(WORK TO COMPLETE):
Copy the lines in the items from the line containing "algorithm-line-text: Decrease the" through the line containing "line-number: 7 bbox=[19, 566, 38, 596]", changing "dead" to "depleted" and keeping everything else the same.

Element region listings
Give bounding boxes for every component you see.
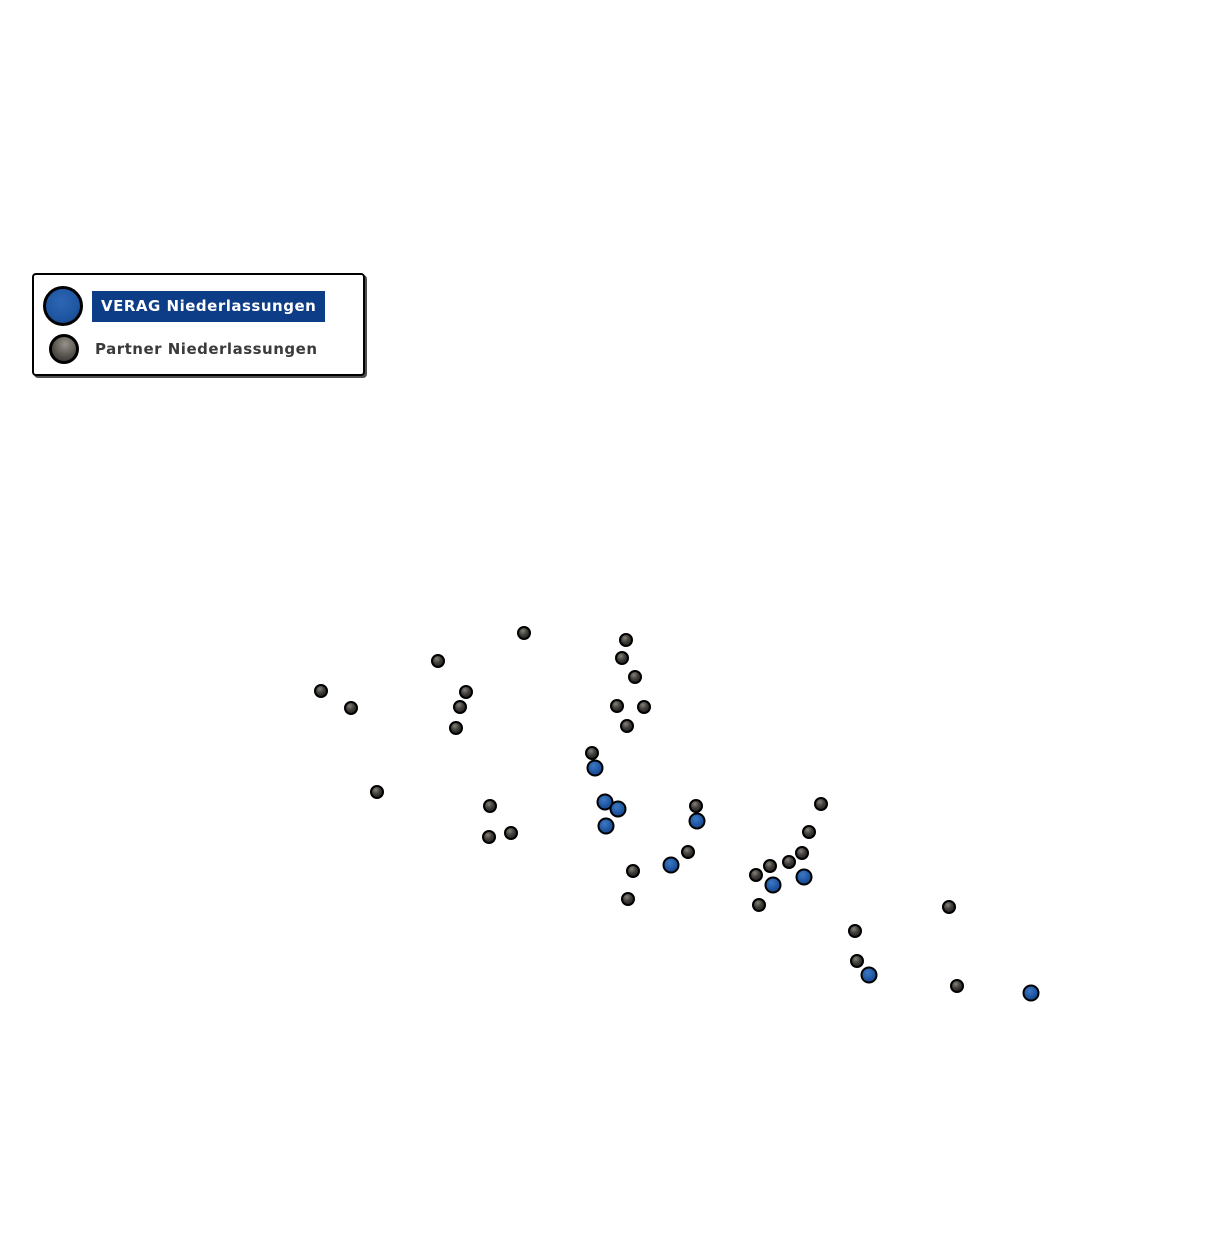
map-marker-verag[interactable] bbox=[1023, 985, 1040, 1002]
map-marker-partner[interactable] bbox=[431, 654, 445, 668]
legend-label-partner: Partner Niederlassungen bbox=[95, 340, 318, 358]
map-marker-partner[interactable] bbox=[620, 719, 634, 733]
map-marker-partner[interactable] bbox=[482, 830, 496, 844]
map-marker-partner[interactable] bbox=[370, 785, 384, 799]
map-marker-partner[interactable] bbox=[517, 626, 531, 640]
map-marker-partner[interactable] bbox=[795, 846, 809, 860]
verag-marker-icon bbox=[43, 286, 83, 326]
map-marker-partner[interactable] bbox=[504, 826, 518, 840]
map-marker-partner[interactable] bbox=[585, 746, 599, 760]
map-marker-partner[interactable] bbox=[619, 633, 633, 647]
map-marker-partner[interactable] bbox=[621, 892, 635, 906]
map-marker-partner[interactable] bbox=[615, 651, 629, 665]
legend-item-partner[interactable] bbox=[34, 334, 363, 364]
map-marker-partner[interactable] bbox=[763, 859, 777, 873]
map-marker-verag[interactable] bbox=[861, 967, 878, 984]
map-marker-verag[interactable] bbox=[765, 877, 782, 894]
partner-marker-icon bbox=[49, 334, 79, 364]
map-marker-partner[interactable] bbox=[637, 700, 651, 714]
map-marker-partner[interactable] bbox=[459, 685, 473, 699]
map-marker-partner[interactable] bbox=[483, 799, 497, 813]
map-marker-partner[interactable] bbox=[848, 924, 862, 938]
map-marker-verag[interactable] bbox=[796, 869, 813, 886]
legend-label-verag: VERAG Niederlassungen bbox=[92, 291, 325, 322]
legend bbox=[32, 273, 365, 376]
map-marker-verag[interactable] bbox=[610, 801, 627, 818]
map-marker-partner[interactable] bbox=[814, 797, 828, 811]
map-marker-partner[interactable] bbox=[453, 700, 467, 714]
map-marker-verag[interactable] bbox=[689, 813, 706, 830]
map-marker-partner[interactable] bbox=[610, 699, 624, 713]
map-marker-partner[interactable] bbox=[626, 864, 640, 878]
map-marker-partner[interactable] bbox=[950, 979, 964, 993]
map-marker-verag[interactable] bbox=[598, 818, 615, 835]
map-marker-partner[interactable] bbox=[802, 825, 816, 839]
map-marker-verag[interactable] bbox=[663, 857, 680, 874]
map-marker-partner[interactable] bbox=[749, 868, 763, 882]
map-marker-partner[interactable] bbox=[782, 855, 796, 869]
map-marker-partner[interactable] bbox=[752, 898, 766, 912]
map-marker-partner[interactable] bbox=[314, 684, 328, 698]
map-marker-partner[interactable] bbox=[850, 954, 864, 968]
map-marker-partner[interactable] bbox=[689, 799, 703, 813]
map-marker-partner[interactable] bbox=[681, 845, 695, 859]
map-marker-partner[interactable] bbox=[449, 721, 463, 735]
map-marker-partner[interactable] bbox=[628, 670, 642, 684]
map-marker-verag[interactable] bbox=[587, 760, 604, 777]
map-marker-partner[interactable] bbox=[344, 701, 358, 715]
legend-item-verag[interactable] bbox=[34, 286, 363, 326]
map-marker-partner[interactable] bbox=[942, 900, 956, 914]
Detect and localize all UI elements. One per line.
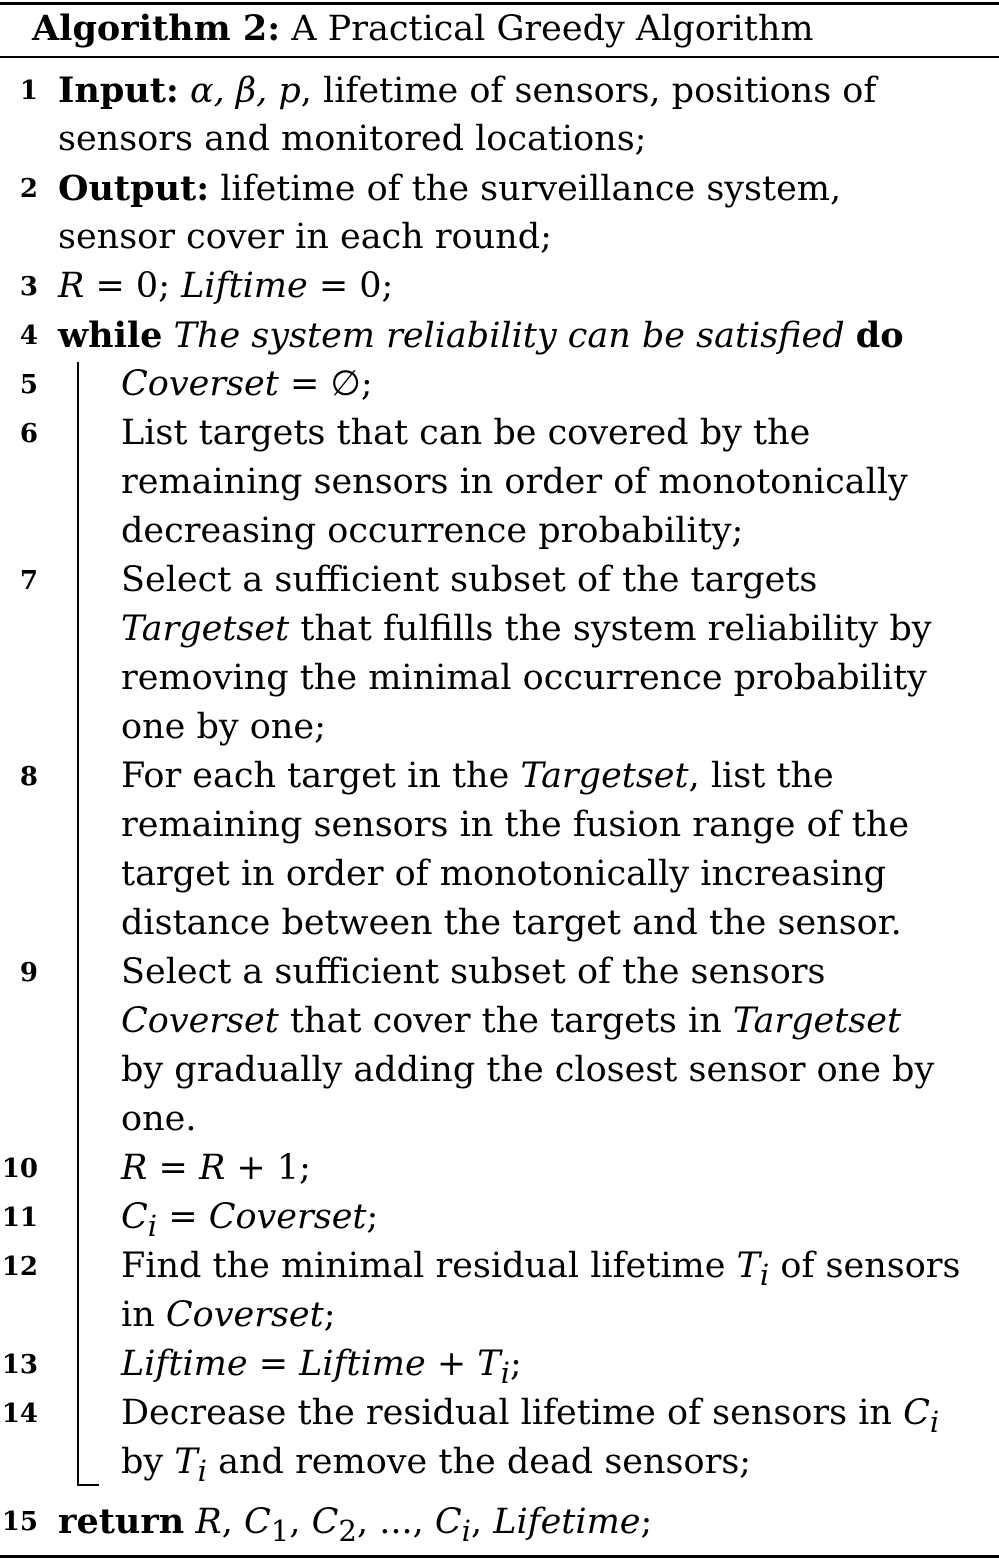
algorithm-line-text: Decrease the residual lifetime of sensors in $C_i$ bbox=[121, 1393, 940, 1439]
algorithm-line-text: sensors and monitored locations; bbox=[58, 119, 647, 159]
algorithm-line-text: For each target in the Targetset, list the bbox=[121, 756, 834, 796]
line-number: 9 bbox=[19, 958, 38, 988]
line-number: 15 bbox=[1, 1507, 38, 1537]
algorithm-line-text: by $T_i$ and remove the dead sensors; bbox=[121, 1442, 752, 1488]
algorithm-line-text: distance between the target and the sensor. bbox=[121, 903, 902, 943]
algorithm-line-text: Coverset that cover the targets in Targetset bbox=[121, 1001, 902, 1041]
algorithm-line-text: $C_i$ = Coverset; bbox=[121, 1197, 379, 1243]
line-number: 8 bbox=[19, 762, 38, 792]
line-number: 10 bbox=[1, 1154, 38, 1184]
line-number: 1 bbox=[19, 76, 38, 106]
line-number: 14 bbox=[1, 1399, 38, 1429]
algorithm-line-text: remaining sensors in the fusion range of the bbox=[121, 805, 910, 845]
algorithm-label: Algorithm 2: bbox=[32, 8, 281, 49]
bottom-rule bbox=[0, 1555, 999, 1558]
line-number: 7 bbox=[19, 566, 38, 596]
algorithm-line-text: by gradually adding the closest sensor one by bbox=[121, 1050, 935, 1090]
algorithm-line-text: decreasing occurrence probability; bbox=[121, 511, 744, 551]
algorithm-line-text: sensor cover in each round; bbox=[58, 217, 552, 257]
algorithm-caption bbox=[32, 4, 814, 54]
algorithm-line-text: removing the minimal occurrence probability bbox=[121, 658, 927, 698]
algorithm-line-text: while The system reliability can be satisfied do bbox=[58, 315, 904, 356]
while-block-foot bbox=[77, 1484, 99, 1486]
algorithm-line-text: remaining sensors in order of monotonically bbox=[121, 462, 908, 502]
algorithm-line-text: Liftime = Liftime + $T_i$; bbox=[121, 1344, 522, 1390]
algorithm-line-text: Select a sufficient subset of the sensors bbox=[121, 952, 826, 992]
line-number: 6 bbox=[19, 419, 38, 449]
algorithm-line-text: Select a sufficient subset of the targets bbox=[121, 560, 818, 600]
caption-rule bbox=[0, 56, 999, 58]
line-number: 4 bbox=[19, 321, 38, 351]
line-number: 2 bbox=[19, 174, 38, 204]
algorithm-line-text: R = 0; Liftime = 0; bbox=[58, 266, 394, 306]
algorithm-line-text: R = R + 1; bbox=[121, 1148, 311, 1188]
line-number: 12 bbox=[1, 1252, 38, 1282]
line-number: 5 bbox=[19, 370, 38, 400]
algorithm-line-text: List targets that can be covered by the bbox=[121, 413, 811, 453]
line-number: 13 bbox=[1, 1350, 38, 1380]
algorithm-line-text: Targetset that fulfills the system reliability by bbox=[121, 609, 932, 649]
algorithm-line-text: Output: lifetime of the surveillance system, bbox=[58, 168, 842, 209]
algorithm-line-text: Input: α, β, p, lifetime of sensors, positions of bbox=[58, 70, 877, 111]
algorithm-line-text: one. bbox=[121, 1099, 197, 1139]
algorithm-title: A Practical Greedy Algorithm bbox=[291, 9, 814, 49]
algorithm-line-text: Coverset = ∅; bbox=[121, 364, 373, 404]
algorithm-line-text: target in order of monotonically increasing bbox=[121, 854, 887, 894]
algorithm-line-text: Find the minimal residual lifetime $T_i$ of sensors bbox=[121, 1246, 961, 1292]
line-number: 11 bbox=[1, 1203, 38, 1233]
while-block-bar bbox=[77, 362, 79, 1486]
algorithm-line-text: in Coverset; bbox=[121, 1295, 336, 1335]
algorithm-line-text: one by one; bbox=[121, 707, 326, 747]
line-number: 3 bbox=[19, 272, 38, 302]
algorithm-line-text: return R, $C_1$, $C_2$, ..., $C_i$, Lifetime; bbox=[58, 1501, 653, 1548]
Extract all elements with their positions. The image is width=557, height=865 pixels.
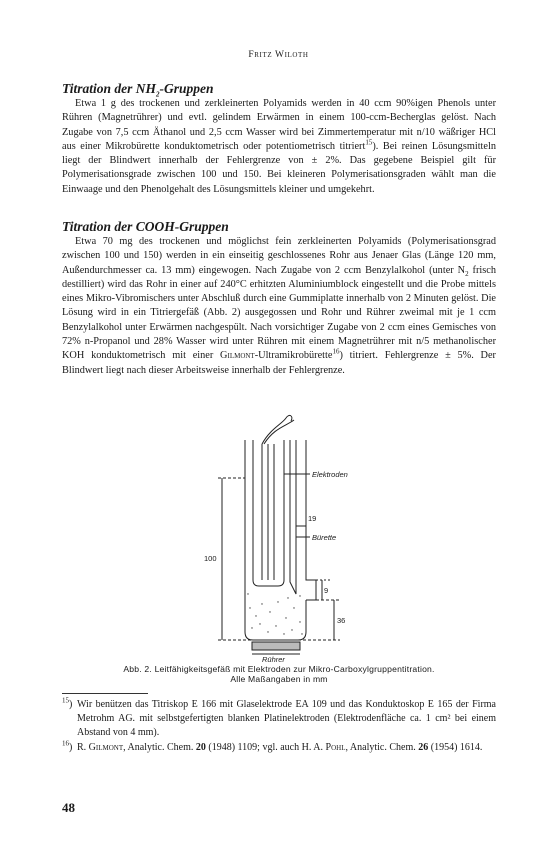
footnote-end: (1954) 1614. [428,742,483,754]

(RESULT FOR THIS TASK):
algorithm-line-text: Decrease the residual lifetime of sensors in $C_i$ bbox=[121, 1393, 940, 1439]
algorithm-line-text: sensors and monitored locations; bbox=[58, 119, 647, 159]
algorithm-line-text: For each target in the Targetset, list the bbox=[121, 756, 834, 796]
line-number: 9 bbox=[19, 958, 38, 988]
line-number: 15 bbox=[1, 1507, 38, 1537]
algorithm-line-text: by $T_i$ and remove the depleted sensors; bbox=[121, 1442, 752, 1488]
algorithm-line-text: distance between the target and the sensor. bbox=[121, 903, 902, 943]
algorithm-line-text: Coverset that cover the targets in Targetset bbox=[121, 1001, 902, 1041]
algorithm-line-text: $C_i$ = Coverset; bbox=[121, 1197, 379, 1243]
line-number: 8 bbox=[19, 762, 38, 792]
line-number: 10 bbox=[1, 1154, 38, 1184]
line-number: 1 bbox=[19, 76, 38, 106]
line-number: 14 bbox=[1, 1399, 38, 1429]
algorithm-line-text: remaining sensors in the fusion range of the bbox=[121, 805, 910, 845]
algorithm-label: Algorithm 2: bbox=[32, 8, 281, 49]
bottom-rule bbox=[0, 1555, 999, 1558]
line-number: 7 bbox=[19, 566, 38, 596]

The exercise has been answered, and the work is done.